Goal: Check the listing below line by line and report how many lines hold "Cooling", with no other words.
★ ★ ★ ★ ★ ★ ★
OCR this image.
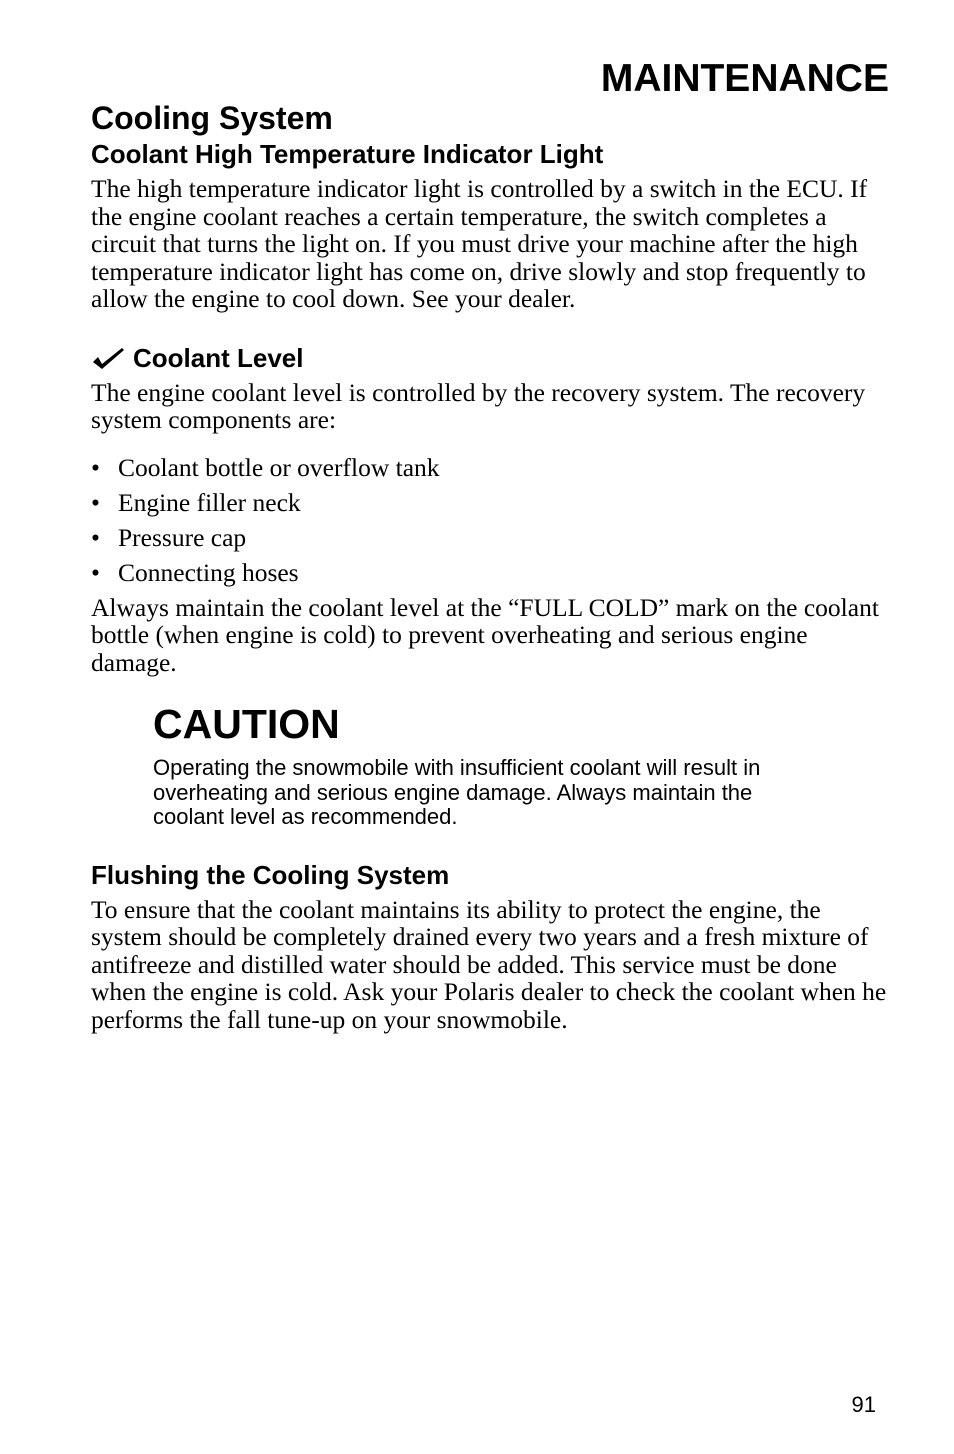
MAINTENANCE
Cooling System
Coolant High Temperature Indicator Light

The high temperature indicator light is controlled by a switch in the ECU. If the engine coolant reaches a certain temperature, the switch completes a circuit that turns the light on. If you must drive your machine after the high temperature indicator light has come on, drive slowly and stop frequently to allow the engine to cool down. See your dealer.

Coolant Level

The engine coolant level is controlled by the recovery system. The recovery system components are:

• Coolant bottle or overflow tank
• Engine filler neck
• Pressure cap
• Connecting hoses

Always maintain the coolant level at the “FULL COLD” mark on the coolant bottle (when engine is cold) to prevent overheating and serious engine damage.

CAUTION

Operating the snowmobile with insufficient coolant will result in
overheating and serious engine damage. Always maintain the
coolant level as recommended.

Flushing the Cooling System

To ensure that the coolant maintains its ability to protect the engine, the system should be completely drained every two years and a fresh mixture of antifreeze and distilled water should be added. This service must be done when the engine is cold. Ask your Polaris dealer to check the coolant when he performs the fall tune-up on your snowmobile.

91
★ ★ ★ ★ ★ ★ ★
Result: 2